#### Supplied data ####

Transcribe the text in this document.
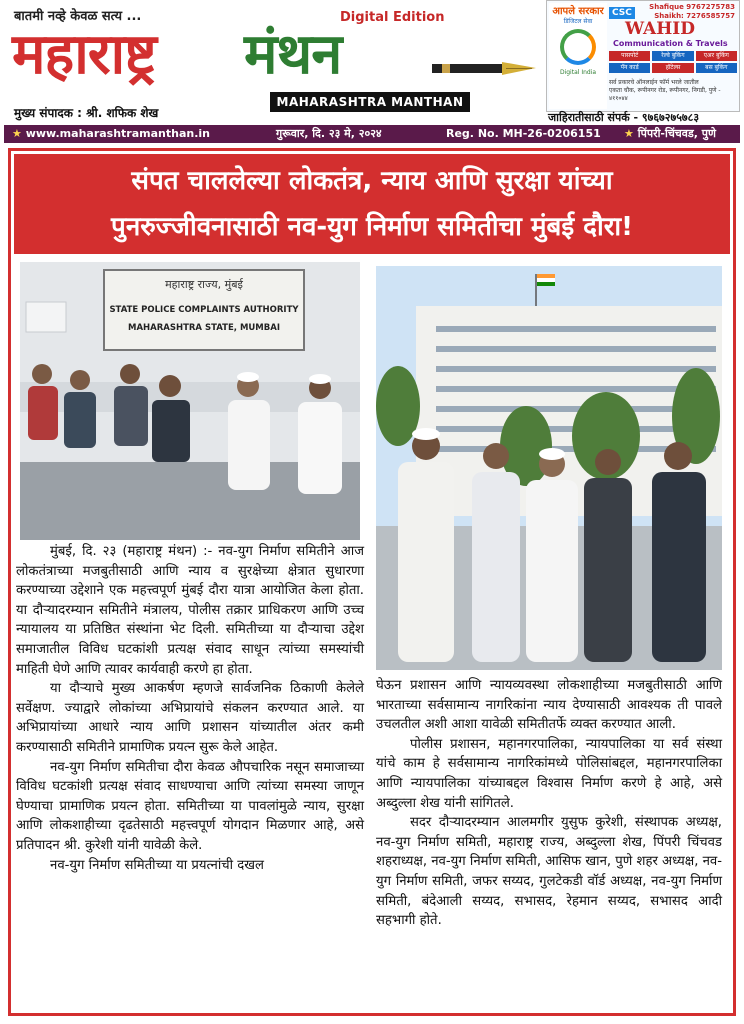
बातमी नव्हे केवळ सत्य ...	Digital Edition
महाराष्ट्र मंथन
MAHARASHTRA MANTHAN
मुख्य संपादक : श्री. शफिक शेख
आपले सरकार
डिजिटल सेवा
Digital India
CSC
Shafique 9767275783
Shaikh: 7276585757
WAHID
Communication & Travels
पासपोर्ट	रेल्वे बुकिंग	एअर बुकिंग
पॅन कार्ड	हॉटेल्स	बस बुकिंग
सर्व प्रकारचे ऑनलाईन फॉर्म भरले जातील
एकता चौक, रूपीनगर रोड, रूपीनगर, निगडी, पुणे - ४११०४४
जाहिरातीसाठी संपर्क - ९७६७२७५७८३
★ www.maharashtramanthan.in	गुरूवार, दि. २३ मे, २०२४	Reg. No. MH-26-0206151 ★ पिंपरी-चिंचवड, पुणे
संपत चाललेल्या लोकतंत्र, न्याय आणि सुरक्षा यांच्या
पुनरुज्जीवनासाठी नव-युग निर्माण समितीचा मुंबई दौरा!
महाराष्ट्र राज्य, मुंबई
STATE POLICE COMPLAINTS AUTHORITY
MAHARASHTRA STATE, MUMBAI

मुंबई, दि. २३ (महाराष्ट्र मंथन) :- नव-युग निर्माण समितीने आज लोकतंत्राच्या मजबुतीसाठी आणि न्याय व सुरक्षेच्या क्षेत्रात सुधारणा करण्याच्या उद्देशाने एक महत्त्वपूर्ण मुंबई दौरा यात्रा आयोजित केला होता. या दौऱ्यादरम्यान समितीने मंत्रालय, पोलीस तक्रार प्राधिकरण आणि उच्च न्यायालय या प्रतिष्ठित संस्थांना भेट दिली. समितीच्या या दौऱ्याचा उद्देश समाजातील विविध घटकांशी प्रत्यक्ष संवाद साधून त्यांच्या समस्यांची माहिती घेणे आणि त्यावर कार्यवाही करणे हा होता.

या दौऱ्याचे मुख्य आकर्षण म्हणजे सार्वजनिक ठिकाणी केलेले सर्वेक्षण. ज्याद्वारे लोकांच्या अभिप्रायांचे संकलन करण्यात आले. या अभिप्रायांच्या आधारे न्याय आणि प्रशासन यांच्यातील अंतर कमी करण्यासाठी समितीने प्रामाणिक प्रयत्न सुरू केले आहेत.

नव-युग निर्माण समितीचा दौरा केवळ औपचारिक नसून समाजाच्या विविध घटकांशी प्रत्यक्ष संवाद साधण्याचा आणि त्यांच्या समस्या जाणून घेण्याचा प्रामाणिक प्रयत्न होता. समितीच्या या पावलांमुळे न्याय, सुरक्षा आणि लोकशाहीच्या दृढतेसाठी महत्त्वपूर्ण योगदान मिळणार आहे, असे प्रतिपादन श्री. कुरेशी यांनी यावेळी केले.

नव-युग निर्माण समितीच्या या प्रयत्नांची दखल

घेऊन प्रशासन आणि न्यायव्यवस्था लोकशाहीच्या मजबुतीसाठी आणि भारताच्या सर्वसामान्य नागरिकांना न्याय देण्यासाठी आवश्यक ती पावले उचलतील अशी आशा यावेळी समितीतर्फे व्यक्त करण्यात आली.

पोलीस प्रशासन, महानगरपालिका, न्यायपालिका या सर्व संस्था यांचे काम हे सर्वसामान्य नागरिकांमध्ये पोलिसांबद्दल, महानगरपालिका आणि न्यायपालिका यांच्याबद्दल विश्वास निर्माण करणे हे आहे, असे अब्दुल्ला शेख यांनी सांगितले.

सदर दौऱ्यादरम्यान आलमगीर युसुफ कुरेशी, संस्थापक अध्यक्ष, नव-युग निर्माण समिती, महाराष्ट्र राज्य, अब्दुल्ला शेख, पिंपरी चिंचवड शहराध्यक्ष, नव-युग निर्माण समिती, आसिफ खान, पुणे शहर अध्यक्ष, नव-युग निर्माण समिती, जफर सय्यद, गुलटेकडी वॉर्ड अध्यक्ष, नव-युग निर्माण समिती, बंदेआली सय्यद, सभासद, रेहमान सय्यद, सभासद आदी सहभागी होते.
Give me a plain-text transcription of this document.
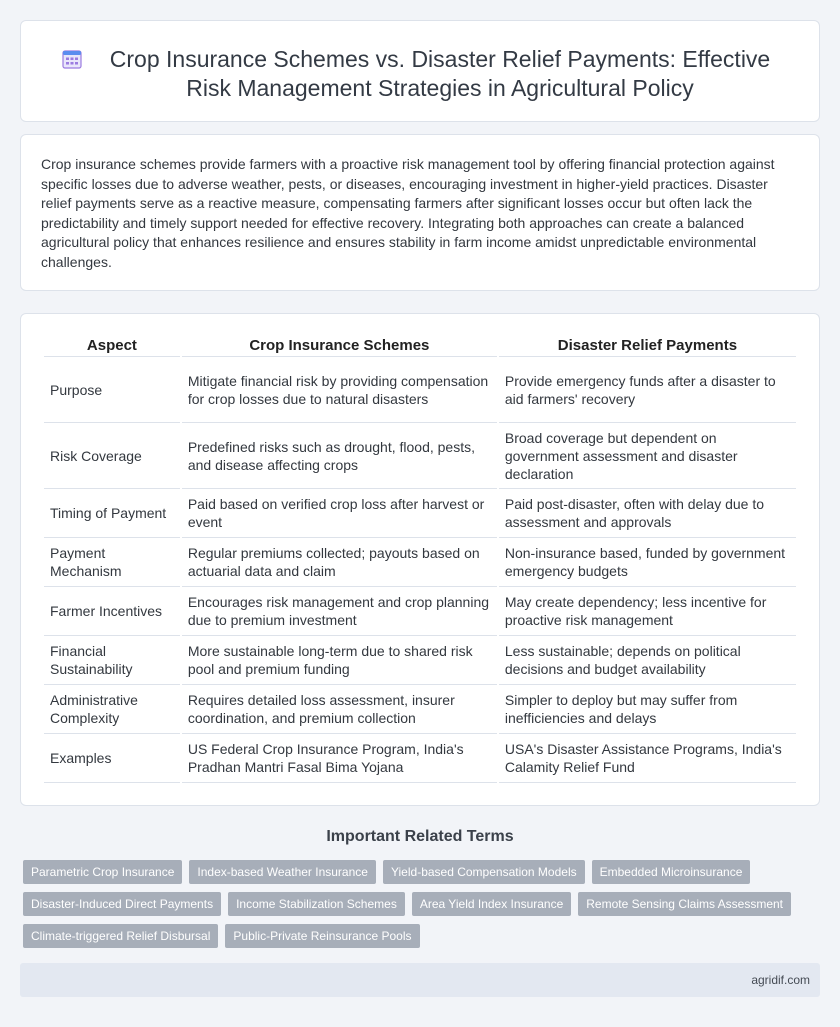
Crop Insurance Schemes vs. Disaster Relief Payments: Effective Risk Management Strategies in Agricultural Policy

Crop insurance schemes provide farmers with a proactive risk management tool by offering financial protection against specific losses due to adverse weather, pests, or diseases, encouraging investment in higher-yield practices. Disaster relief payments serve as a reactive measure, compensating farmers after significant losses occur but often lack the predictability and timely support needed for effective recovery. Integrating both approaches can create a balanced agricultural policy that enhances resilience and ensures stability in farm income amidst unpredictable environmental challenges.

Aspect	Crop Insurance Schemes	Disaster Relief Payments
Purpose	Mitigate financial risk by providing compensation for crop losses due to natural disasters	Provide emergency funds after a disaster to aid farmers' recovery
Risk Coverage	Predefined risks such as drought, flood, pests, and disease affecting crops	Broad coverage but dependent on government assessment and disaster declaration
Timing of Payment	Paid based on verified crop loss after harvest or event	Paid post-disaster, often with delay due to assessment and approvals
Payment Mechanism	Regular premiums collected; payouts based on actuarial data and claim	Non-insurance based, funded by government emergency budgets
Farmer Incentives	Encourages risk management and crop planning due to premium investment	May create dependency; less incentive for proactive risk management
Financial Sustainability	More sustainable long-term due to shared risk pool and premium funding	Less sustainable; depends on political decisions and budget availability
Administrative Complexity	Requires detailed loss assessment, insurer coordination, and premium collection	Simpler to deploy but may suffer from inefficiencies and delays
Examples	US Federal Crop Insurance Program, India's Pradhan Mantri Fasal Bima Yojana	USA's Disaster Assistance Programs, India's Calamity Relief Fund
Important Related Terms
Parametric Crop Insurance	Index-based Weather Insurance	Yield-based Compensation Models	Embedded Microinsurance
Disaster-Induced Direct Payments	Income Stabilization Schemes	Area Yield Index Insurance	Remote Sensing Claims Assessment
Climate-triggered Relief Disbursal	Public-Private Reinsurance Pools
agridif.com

####

Pictures are not part of the copy; output everything else in the records exactly.

- _Written response_:
Transcribe the text in this document.
बातमी नव्हे केवळ सत्य ...	Digital Edition
महाराष्ट्र मंथन
MAHARASHTRA MANTHAN
मुख्य संपादक : श्री. शफिक शेख
आपले सरकार
डिजिटल सेवा
Digital India
CSC
Shafique 9767275783
Shaikh: 7276585757
WAHID
Communication & Travels
पासपोर्ट	रेल्वे बुकिंग	एअर बुकिंग
पॅन कार्ड	हॉटेल्स	बस बुकिंग
सर्व प्रकारचे ऑनलाईन फॉर्म भरले जातील
एकता चौक, रूपीनगर रोड, रूपीनगर, निगडी, पुणे - ४११०४४
जाहिरातीसाठी संपर्क - ९७६७२७५७८३
★ www.maharashtramanthan.in	गुरूवार, दि. २३ मे, २०२४	Reg. No. MH-26-0206151 ★ पिंपरी-चिंचवड, पुणे
संपत चाललेल्या लोकतंत्र, न्याय आणि सुरक्षा यांच्या
पुनरुज्जीवनासाठी नव-युग निर्माण समितीचा मुंबई दौरा!
महाराष्ट्र राज्य, मुंबई
STATE POLICE COMPLAINTS AUTHORITY
MAHARASHTRA STATE, MUMBAI

मुंबई, दि. २३ (महाराष्ट्र मंथन) :- नव-युग निर्माण समितीने आज लोकतंत्राच्या मजबुतीसाठी आणि न्याय व सुरक्षेच्या क्षेत्रात सुधारणा करण्याच्या उद्देशाने एक महत्त्वपूर्ण मुंबई दौरा यात्रा आयोजित केला होता. या दौऱ्यादरम्यान समितीने मंत्रालय, पोलीस तक्रार प्राधिकरण आणि उच्च न्यायालय या प्रतिष्ठित संस्थांना भेट दिली. समितीच्या या दौऱ्याचा उद्देश समाजातील विविध घटकांशी प्रत्यक्ष संवाद साधून त्यांच्या समस्यांची माहिती घेणे आणि त्यावर कार्यवाही करणे हा होता.

या दौऱ्याचे मुख्य आकर्षण म्हणजे सार्वजनिक ठिकाणी केलेले सर्वेक्षण. ज्याद्वारे लोकांच्या अभिप्रायांचे संकलन करण्यात आले. या अभिप्रायांच्या आधारे न्याय आणि प्रशासन यांच्यातील अंतर कमी करण्यासाठी समितीने प्रामाणिक प्रयत्न सुरू केले आहेत.

नव-युग निर्माण समितीचा दौरा केवळ औपचारिक नसून समाजाच्या विविध घटकांशी प्रत्यक्ष संवाद साधण्याचा आणि त्यांच्या समस्या जाणून घेण्याचा प्रामाणिक प्रयत्न होता. समितीच्या या पावलांमुळे न्याय, सुरक्षा आणि लोकशाहीच्या दृढतेसाठी महत्त्वपूर्ण योगदान मिळणार आहे, असे प्रतिपादन श्री. कुरेशी यांनी यावेळी केले.

नव-युग निर्माण समितीच्या या प्रयत्नांची दखल

घेऊन प्रशासन आणि न्यायव्यवस्था लोकशाहीच्या मजबुतीसाठी आणि भारताच्या सर्वसामान्य नागरिकांना न्याय देण्यासाठी आवश्यक ती पावले उचलतील अशी आशा यावेळी समितीतर्फे व्यक्त करण्यात आली.

पोलीस प्रशासन, महानगरपालिका, न्यायपालिका या सर्व संस्था यांचे काम हे सर्वसामान्य नागरिकांमध्ये पोलिसांबद्दल, महानगरपालिका आणि न्यायपालिका यांच्याबद्दल विश्वास निर्माण करणे हे आहे, असे अब्दुल्ला शेख यांनी सांगितले.

सदर दौऱ्यादरम्यान आलमगीर युसुफ कुरेशी, संस्थापक अध्यक्ष, नव-युग निर्माण समिती, महाराष्ट्र राज्य, अब्दुल्ला शेख, पिंपरी चिंचवड शहराध्यक्ष, नव-युग निर्माण समिती, आसिफ खान, पुणे शहर अध्यक्ष, नव-युग निर्माण समिती, जफर सय्यद, गुलटेकडी वॉर्ड अध्यक्ष, नव-युग निर्माण समिती, बंदेआली सय्यद, सभासद, रेहमान सय्यद, सभासद आदी सहभागी होते.
Give me a plain-text transcription of this document.
Crop Insurance Schemes vs. Disaster Relief Payments: Effective Risk Management Strategies in Agricultural Policy

Crop insurance schemes provide farmers with a proactive risk management tool by offering financial protection against specific losses due to adverse weather, pests, or diseases, encouraging investment in higher-yield practices. Disaster relief payments serve as a reactive measure, compensating farmers after significant losses occur but often lack the predictability and timely support needed for effective recovery. Integrating both approaches can create a balanced agricultural policy that enhances resilience and ensures stability in farm income amidst unpredictable environmental challenges.

Aspect	Crop Insurance Schemes	Disaster Relief Payments
Purpose	Mitigate financial risk by providing compensation for crop losses due to natural disasters	Provide emergency funds after a disaster to aid farmers' recovery
Risk Coverage	Predefined risks such as drought, flood, pests, and disease affecting crops	Broad coverage but dependent on government assessment and disaster declaration
Timing of Payment	Paid based on verified crop loss after harvest or event	Paid post-disaster, often with delay due to assessment and approvals
Payment Mechanism	Regular premiums collected; payouts based on actuarial data and claim	Non-insurance based, funded by government emergency budgets
Farmer Incentives	Encourages risk management and crop planning due to premium investment	May create dependency; less incentive for proactive risk management
Financial Sustainability	More sustainable long-term due to shared risk pool and premium funding	Less sustainable; depends on political decisions and budget availability
Administrative Complexity	Requires detailed loss assessment, insurer coordination, and premium collection	Simpler to deploy but may suffer from inefficiencies and delays
Examples	US Federal Crop Insurance Program, India's Pradhan Mantri Fasal Bima Yojana	USA's Disaster Assistance Programs, India's Calamity Relief Fund
Important Related Terms
Parametric Crop Insurance	Index-based Weather Insurance	Yield-based Compensation Models	Embedded Microinsurance
Disaster-Induced Direct Payments	Income Stabilization Schemes	Area Yield Index Insurance	Remote Sensing Claims Assessment
Climate-triggered Relief Disbursal	Public-Private Reinsurance Pools
agridif.com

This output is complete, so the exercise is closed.